To do => Report how many lines hold the word "Create"; give nothing but the number.

[Dataset items]
——

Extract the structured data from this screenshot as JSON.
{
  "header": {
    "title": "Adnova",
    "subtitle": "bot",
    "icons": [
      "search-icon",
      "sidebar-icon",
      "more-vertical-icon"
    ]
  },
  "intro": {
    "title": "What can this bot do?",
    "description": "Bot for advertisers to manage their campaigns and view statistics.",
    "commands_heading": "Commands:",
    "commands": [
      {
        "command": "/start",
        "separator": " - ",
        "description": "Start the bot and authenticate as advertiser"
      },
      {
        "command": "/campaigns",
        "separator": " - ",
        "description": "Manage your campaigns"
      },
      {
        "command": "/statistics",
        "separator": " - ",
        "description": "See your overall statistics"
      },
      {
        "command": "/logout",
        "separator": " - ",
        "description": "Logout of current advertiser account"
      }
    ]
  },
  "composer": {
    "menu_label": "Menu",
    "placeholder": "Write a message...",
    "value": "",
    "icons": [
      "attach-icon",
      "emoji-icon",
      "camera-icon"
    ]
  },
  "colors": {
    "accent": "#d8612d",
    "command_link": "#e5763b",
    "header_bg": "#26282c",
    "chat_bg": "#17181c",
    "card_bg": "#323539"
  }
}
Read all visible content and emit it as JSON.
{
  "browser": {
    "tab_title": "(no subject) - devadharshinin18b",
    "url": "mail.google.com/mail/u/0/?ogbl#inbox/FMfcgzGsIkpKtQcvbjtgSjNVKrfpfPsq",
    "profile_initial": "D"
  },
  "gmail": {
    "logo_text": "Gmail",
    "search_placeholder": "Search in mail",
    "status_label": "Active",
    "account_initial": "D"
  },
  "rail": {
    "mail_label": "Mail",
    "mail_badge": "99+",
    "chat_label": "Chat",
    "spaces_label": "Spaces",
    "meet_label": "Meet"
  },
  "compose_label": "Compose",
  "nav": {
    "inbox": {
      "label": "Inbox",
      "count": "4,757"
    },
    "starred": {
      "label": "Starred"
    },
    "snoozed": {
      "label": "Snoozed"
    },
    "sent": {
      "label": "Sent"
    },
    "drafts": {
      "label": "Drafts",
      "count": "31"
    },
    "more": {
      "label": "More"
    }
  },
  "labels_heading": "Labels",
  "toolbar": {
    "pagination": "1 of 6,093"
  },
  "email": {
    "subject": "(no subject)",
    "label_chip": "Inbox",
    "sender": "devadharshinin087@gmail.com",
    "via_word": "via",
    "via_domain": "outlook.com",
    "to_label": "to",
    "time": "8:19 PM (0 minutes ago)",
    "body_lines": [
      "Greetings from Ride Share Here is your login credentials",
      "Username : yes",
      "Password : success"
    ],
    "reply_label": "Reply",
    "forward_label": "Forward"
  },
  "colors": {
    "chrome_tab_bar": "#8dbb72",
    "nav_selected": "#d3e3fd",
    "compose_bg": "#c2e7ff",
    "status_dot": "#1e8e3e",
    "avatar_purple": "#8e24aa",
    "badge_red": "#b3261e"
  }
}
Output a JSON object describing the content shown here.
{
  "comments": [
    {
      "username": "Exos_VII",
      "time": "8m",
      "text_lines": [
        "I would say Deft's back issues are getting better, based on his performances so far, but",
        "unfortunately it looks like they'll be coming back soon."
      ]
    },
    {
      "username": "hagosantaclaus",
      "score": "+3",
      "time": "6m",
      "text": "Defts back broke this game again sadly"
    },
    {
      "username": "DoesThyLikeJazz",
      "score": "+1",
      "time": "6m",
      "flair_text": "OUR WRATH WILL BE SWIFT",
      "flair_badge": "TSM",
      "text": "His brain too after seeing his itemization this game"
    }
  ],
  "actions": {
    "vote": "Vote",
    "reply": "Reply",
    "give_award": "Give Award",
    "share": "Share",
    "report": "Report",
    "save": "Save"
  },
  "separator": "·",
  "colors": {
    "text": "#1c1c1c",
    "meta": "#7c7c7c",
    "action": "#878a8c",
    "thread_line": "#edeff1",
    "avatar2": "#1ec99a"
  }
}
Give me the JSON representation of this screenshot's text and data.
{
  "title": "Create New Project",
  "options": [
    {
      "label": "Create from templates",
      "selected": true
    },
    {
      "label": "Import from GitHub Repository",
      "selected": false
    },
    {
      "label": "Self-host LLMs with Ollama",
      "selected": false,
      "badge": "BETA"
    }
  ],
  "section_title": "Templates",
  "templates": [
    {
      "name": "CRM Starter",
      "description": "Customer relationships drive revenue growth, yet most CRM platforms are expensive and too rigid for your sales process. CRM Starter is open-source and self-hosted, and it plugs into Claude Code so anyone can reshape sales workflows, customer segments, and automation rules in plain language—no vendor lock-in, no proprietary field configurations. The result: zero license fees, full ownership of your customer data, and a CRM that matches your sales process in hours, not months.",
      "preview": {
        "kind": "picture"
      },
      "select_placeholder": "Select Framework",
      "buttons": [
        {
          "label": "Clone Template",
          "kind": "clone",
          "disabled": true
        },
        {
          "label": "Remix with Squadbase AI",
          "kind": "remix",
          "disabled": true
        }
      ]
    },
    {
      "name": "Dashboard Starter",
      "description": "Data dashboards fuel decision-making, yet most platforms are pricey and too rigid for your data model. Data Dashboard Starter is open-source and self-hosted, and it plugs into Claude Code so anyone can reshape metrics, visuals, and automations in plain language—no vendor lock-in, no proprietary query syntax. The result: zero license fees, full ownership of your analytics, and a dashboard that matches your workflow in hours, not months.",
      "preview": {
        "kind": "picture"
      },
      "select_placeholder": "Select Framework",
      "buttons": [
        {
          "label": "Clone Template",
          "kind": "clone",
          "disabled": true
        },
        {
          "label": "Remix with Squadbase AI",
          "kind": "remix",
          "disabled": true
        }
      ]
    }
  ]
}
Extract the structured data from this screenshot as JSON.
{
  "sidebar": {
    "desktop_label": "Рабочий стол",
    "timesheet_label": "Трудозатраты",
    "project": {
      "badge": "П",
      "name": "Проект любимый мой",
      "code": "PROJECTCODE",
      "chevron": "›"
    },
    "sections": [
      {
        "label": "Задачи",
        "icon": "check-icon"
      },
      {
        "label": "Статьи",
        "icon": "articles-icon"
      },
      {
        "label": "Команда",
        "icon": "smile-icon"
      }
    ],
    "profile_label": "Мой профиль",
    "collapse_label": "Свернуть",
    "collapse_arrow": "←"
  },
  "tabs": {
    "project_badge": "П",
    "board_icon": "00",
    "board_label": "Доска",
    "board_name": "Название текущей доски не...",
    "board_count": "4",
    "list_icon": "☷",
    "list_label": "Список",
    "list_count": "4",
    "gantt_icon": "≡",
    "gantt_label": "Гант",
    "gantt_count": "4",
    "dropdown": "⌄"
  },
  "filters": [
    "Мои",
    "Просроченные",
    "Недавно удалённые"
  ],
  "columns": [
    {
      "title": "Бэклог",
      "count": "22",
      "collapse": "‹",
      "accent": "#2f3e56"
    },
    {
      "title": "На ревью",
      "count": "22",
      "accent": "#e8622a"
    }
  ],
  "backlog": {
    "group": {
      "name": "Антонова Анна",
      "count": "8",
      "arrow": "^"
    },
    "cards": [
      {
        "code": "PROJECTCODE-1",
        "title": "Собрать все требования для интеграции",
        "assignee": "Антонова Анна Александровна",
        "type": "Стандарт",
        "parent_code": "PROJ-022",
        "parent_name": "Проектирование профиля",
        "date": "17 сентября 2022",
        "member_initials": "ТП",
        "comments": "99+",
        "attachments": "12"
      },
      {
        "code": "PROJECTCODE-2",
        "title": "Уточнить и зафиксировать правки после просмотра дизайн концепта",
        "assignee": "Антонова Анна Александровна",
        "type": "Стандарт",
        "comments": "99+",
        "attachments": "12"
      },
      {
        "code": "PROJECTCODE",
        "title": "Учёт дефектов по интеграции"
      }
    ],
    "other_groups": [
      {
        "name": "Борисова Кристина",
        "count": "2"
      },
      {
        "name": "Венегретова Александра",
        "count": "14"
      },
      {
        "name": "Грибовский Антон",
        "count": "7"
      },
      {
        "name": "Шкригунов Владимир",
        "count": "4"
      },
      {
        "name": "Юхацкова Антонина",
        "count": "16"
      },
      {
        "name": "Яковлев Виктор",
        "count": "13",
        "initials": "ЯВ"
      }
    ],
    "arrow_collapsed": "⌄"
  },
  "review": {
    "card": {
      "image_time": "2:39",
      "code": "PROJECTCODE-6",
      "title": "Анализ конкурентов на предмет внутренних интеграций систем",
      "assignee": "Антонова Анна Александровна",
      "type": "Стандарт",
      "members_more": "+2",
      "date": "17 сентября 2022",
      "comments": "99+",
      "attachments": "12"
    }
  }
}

——

Complete response => 2